*Your objective*: Copy each line below exactly and leave the pictures out.

*Records for processing*:
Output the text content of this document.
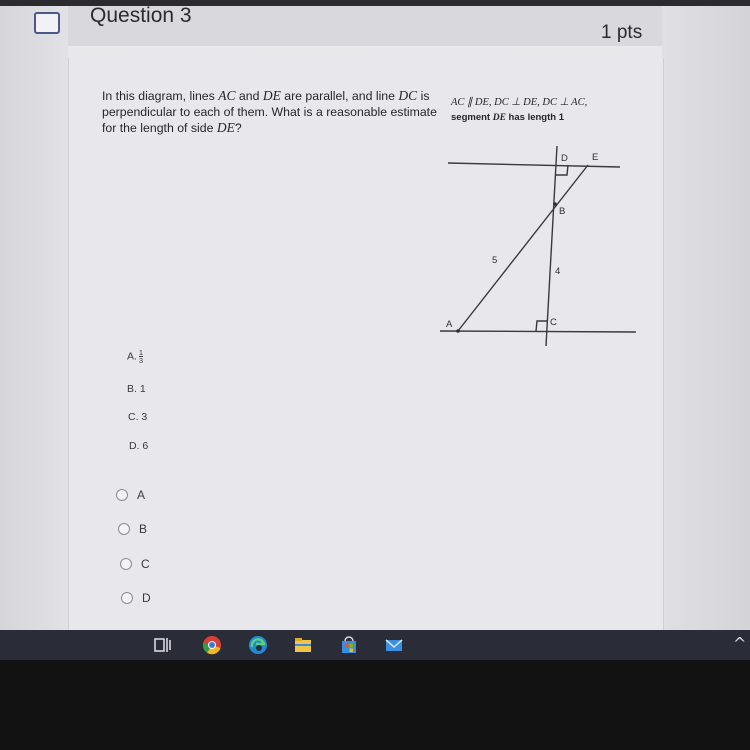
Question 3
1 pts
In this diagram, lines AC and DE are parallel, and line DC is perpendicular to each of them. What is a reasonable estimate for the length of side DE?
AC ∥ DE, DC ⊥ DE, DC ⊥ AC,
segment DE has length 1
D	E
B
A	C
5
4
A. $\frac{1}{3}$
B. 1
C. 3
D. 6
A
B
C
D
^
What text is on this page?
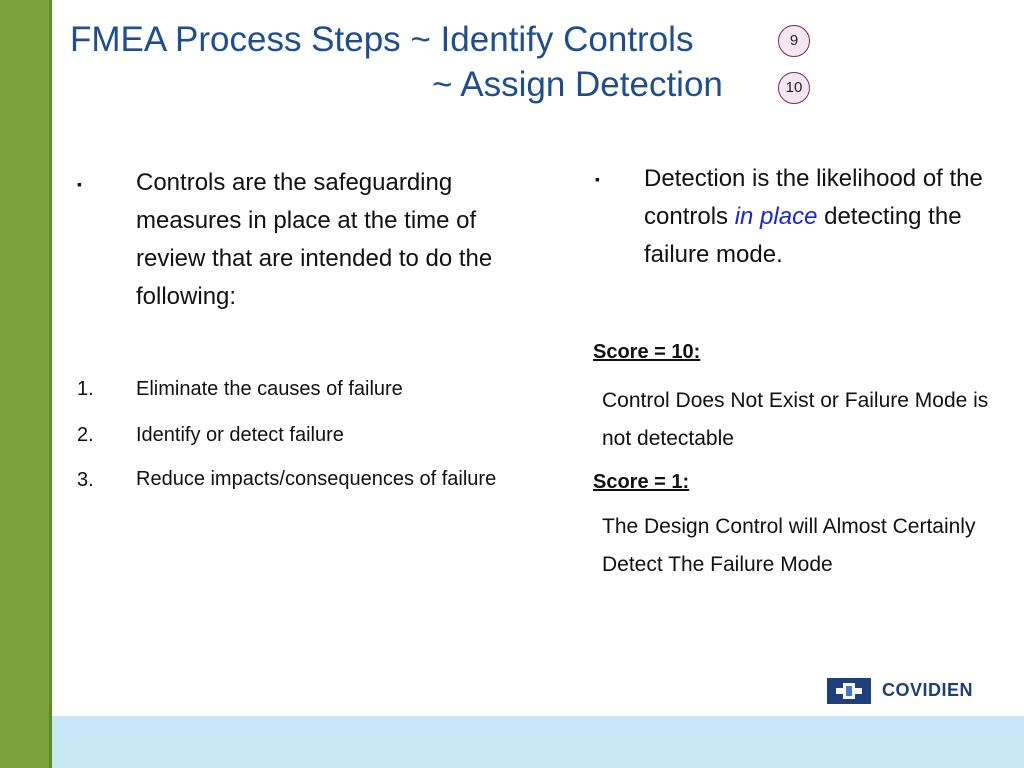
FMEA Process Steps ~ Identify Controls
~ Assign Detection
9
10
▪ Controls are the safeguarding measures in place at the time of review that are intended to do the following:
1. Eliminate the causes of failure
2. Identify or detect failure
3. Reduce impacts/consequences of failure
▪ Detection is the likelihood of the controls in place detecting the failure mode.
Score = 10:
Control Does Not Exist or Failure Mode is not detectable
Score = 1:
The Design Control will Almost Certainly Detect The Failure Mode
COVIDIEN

*Task result*:
Output the text content of this document.
Question 3
1 pts
In this diagram, lines AC and DE are parallel, and line DC is perpendicular to each of them. What is a reasonable estimate for the length of side DE?
AC ∥ DE, DC ⊥ DE, DC ⊥ AC,
segment DE has length 1
D	E
B
A	C
5
4
A. $\frac{1}{3}$
B. 1
C. 3
D. 6
A
B
C
D
^
What text is on this page?
FMEA Process Steps ~ Identify Controls
~ Assign Detection
9
10
▪ Controls are the safeguarding measures in place at the time of review that are intended to do the following:
1. Eliminate the causes of failure
2. Identify or detect failure
3. Reduce impacts/consequences of failure
▪ Detection is the likelihood of the controls in place detecting the failure mode.
Score = 10:
Control Does Not Exist or Failure Mode is not detectable
Score = 1:
The Design Control will Almost Certainly Detect The Failure Mode
COVIDIEN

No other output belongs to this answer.